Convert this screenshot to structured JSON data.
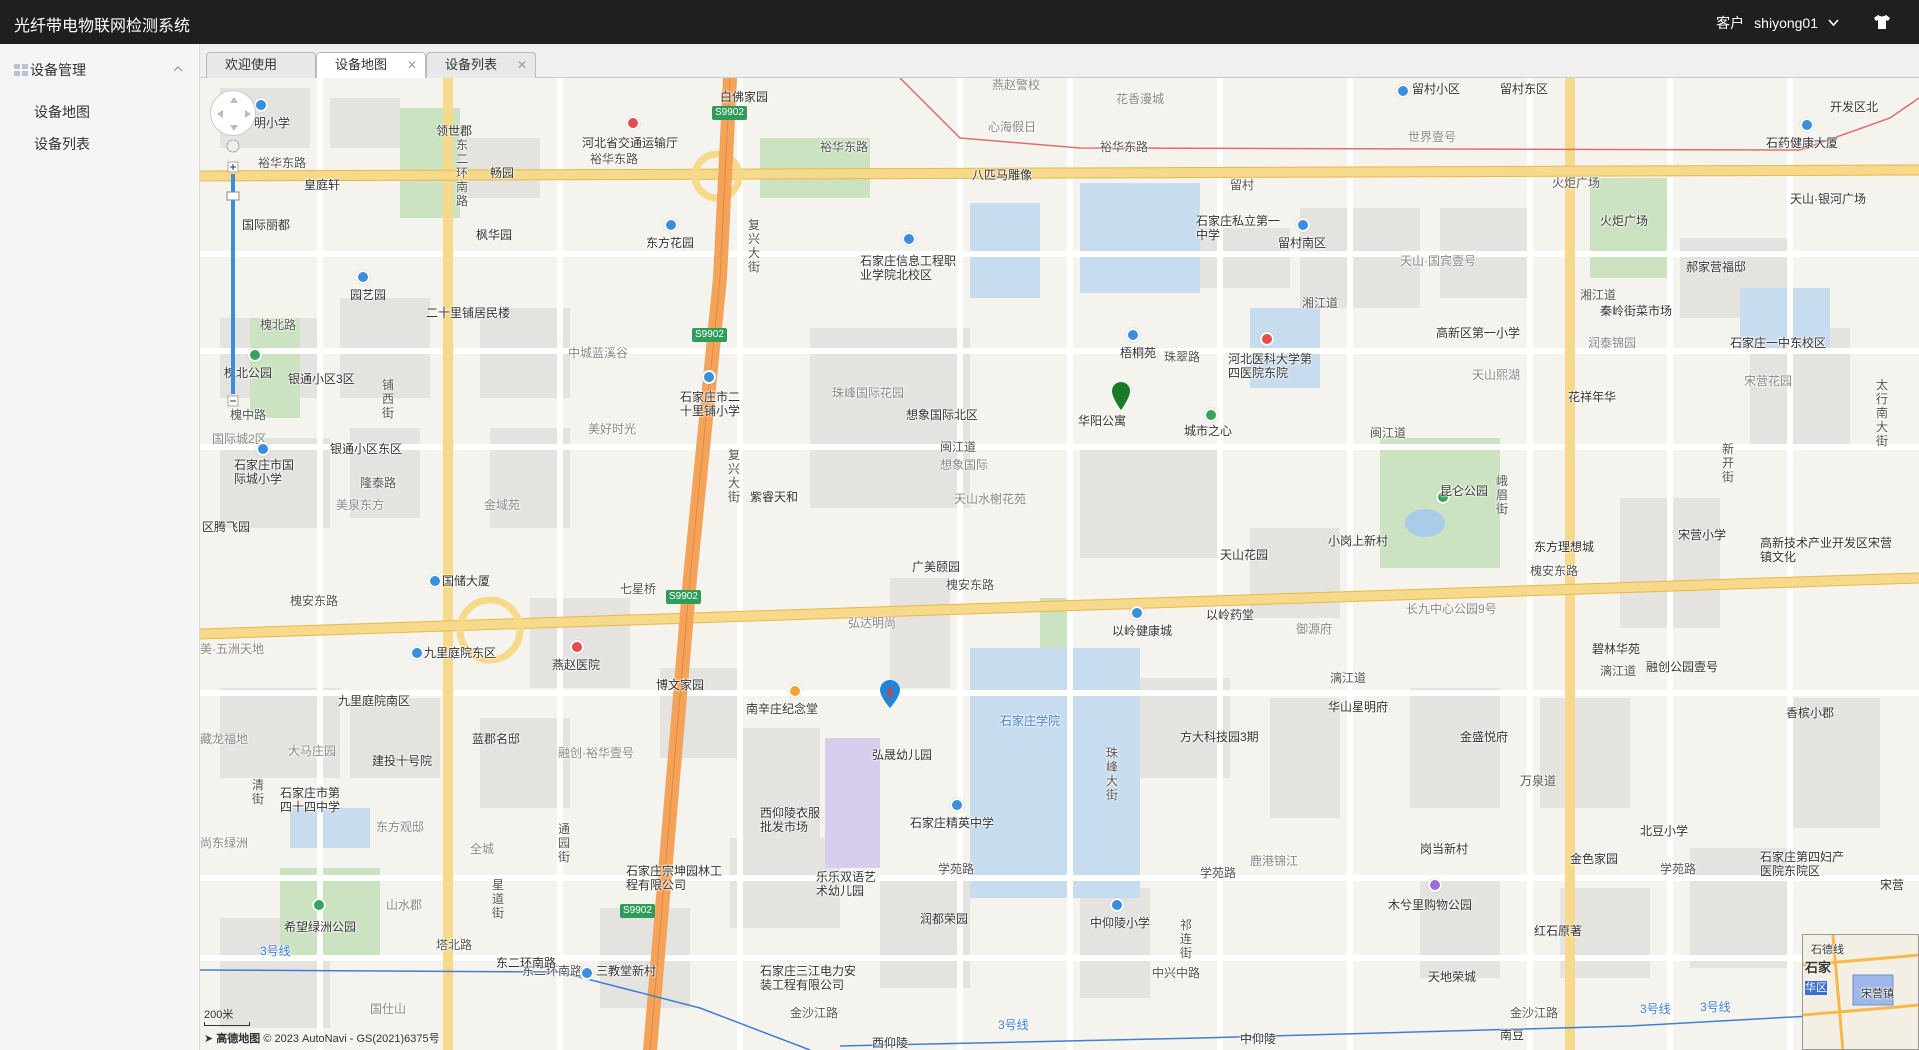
{
  "app": {
    "title": "光纤带电物联网检测系统",
    "role_label": "客户",
    "username": "shiyong01"
  },
  "sidebar": {
    "group_label": "设备管理",
    "items": [
      {
        "label": "设备地图"
      },
      {
        "label": "设备列表"
      }
    ]
  },
  "tabs": [
    {
      "label": "欢迎使用",
      "closable": false,
      "active": false
    },
    {
      "label": "设备地图",
      "closable": true,
      "active": true
    },
    {
      "label": "设备列表",
      "closable": true,
      "active": false
    }
  ],
  "map": {
    "scale_label": "200米",
    "copyright": "© 2023 AutoNavi - GS(2021)6375号",
    "brand_text": "高德地图",
    "route_badges": [
      "S9902",
      "S9902",
      "S9902",
      "S9902"
    ],
    "roads": [
      "裕华东路",
      "裕华东路",
      "裕华东路",
      "裕华东路",
      "槐安东路",
      "槐安东路",
      "槐安东路",
      "七星桥",
      "东二环南路",
      "东二环南路",
      "复兴大街",
      "复兴大街",
      "槐北路",
      "槐中路",
      "湘江道",
      "湘江道",
      "闽江道",
      "闽江道",
      "珠翠路",
      "漓江道",
      "漓江道",
      "万泉道",
      "学苑路",
      "学苑路",
      "学苑路",
      "塔北路",
      "中兴中路",
      "金沙江路",
      "金沙江路",
      "3号线",
      "3号线",
      "3号线",
      "3号线",
      "隆泰路",
      "铺西街",
      "星道街",
      "通园街",
      "清街",
      "祁连街",
      "峨眉街",
      "新开街",
      "珠峰大街",
      "太行南大街",
      "留村",
      "火炬广场"
    ],
    "places": [
      "白佛家园",
      "燕赵警校",
      "花香漫城",
      "留村小区",
      "留村东区",
      "开发区北",
      "明小学",
      "领世郡",
      "河北省交通运输厅",
      "心海假日",
      "世界壹号",
      "石药健康大厦",
      "皇庭轩",
      "畅园",
      "八匹马雕像",
      "枫华园",
      "东方花园",
      "国际丽都",
      "石家庄信息工程职业学院北校区",
      "石家庄私立第一中学",
      "留村南区",
      "天山·银河广场",
      "火炬广场",
      "天山·国宾壹号",
      "郝家营福邸",
      "园艺园",
      "二十里铺居民楼",
      "中城蓝溪谷",
      "石家庄市二十里铺小学",
      "梧桐苑",
      "河北医科大学第四医院东院",
      "高新区第一小学",
      "秦岭街菜市场",
      "石家庄一中东校区",
      "润泰锦园",
      "宋营花园",
      "天山熙湖",
      "槐北公园",
      "银通小区3区",
      "珠峰国际花园",
      "想象国际北区",
      "华阳公寓",
      "城市之心",
      "花祥年华",
      "美好时光",
      "国际城2区",
      "石家庄市国际城小学",
      "银通小区东区",
      "紫睿天和",
      "想象国际",
      "昆仑公园",
      "东方理想城",
      "宋营小学",
      "高新技术产业开发区宋营镇文化",
      "美泉东方",
      "金域苑",
      "天山水榭花苑",
      "小岗上新村",
      "天山花园",
      "区腾飞园",
      "国储大厦",
      "广美颐园",
      "以岭健康城",
      "以岭药堂",
      "长九中心公园9号",
      "御源府",
      "碧林华苑",
      "美·五洲天地",
      "九里庭院东区",
      "燕赵医院",
      "弘达明尚",
      "博文家园",
      "融创公园壹号",
      "九里庭院南区",
      "南辛庄纪念堂",
      "石家庄学院",
      "华山星明府",
      "香槟小郡",
      "藏龙福地",
      "大马庄园",
      "建投十号院",
      "蓝郡名邸",
      "融创·裕华壹号",
      "弘晟幼儿园",
      "方大科技园3期",
      "金盛悦府",
      "石家庄市第四十四中学",
      "东方观邸",
      "全城",
      "西仰陵衣服批发市场",
      "石家庄精英中学",
      "岗当新村",
      "北豆小学",
      "金色家园",
      "石家庄第四妇产医院东院区",
      "宋营",
      "尚东绿洲",
      "鹿港锦江",
      "山水郡",
      "希望绿洲公园",
      "石家庄宗坤园林工程有限公司",
      "乐乐双语艺术幼儿园",
      "润都荣园",
      "中仰陵小学",
      "木兮里购物公园",
      "红石原著",
      "天地荣城",
      "东二环南路",
      "三教堂新村",
      "石家庄三江电力安装工程有限公司",
      "国仕山",
      "西仰陵",
      "中仰陵",
      "南豆"
    ],
    "eagle_labels": [
      "石德线",
      "石家",
      "华区",
      "宋营镇"
    ]
  }
}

> **The exercise**
Without the pictures, output the full listing exactly as it stands.

> **Solution to the exercise**
Convert this screenshot to structured JSON data.
{
  "app": {
    "title": "光纤带电物联网检测系统",
    "role_label": "客户",
    "username": "shiyong01"
  },
  "sidebar": {
    "group_label": "设备管理",
    "items": [
      {
        "label": "设备地图"
      },
      {
        "label": "设备列表"
      }
    ]
  },
  "tabs": [
    {
      "label": "欢迎使用",
      "closable": false,
      "active": false
    },
    {
      "label": "设备地图",
      "closable": true,
      "active": true
    },
    {
      "label": "设备列表",
      "closable": true,
      "active": false
    }
  ],
  "map": {
    "scale_label": "200米",
    "copyright": "© 2023 AutoNavi - GS(2021)6375号",
    "brand_text": "高德地图",
    "route_badges": [
      "S9902",
      "S9902",
      "S9902",
      "S9902"
    ],
    "roads": [
      "裕华东路",
      "裕华东路",
      "裕华东路",
      "裕华东路",
      "槐安东路",
      "槐安东路",
      "槐安东路",
      "七星桥",
      "东二环南路",
      "东二环南路",
      "复兴大街",
      "复兴大街",
      "槐北路",
      "槐中路",
      "湘江道",
      "湘江道",
      "闽江道",
      "闽江道",
      "珠翠路",
      "漓江道",
      "漓江道",
      "万泉道",
      "学苑路",
      "学苑路",
      "学苑路",
      "塔北路",
      "中兴中路",
      "金沙江路",
      "金沙江路",
      "3号线",
      "3号线",
      "3号线",
      "3号线",
      "隆泰路",
      "铺西街",
      "星道街",
      "通园街",
      "清街",
      "祁连街",
      "峨眉街",
      "新开街",
      "珠峰大街",
      "太行南大街",
      "留村",
      "火炬广场"
    ],
    "places": [
      "白佛家园",
      "燕赵警校",
      "花香漫城",
      "留村小区",
      "留村东区",
      "开发区北",
      "明小学",
      "领世郡",
      "河北省交通运输厅",
      "心海假日",
      "世界壹号",
      "石药健康大厦",
      "皇庭轩",
      "畅园",
      "八匹马雕像",
      "枫华园",
      "东方花园",
      "国际丽都",
      "石家庄信息工程职业学院北校区",
      "石家庄私立第一中学",
      "留村南区",
      "天山·银河广场",
      "火炬广场",
      "天山·国宾壹号",
      "郝家营福邸",
      "园艺园",
      "二十里铺居民楼",
      "中城蓝溪谷",
      "石家庄市二十里铺小学",
      "梧桐苑",
      "河北医科大学第四医院东院",
      "高新区第一小学",
      "秦岭街菜市场",
      "石家庄一中东校区",
      "润泰锦园",
      "宋营花园",
      "天山熙湖",
      "槐北公园",
      "银通小区3区",
      "珠峰国际花园",
      "想象国际北区",
      "华阳公寓",
      "城市之心",
      "花祥年华",
      "美好时光",
      "国际城2区",
      "石家庄市国际城小学",
      "银通小区东区",
      "紫睿天和",
      "想象国际",
      "昆仑公园",
      "东方理想城",
      "宋营小学",
      "高新技术产业开发区宋营镇文化",
      "美泉东方",
      "金域苑",
      "天山水榭花苑",
      "小岗上新村",
      "天山花园",
      "区腾飞园",
      "国储大厦",
      "广美颐园",
      "以岭健康城",
      "以岭药堂",
      "长九中心公园9号",
      "御源府",
      "碧林华苑",
      "美·五洲天地",
      "九里庭院东区",
      "燕赵医院",
      "弘达明尚",
      "博文家园",
      "融创公园壹号",
      "九里庭院南区",
      "南辛庄纪念堂",
      "石家庄学院",
      "华山星明府",
      "香槟小郡",
      "藏龙福地",
      "大马庄园",
      "建投十号院",
      "蓝郡名邸",
      "融创·裕华壹号",
      "弘晟幼儿园",
      "方大科技园3期",
      "金盛悦府",
      "石家庄市第四十四中学",
      "东方观邸",
      "全城",
      "西仰陵衣服批发市场",
      "石家庄精英中学",
      "岗当新村",
      "北豆小学",
      "金色家园",
      "石家庄第四妇产医院东院区",
      "宋营",
      "尚东绿洲",
      "鹿港锦江",
      "山水郡",
      "希望绿洲公园",
      "石家庄宗坤园林工程有限公司",
      "乐乐双语艺术幼儿园",
      "润都荣园",
      "中仰陵小学",
      "木兮里购物公园",
      "红石原著",
      "天地荣城",
      "东二环南路",
      "三教堂新村",
      "石家庄三江电力安装工程有限公司",
      "国仕山",
      "西仰陵",
      "中仰陵",
      "南豆"
    ],
    "eagle_labels": [
      "石德线",
      "石家",
      "华区",
      "宋营镇"
    ]
  }
}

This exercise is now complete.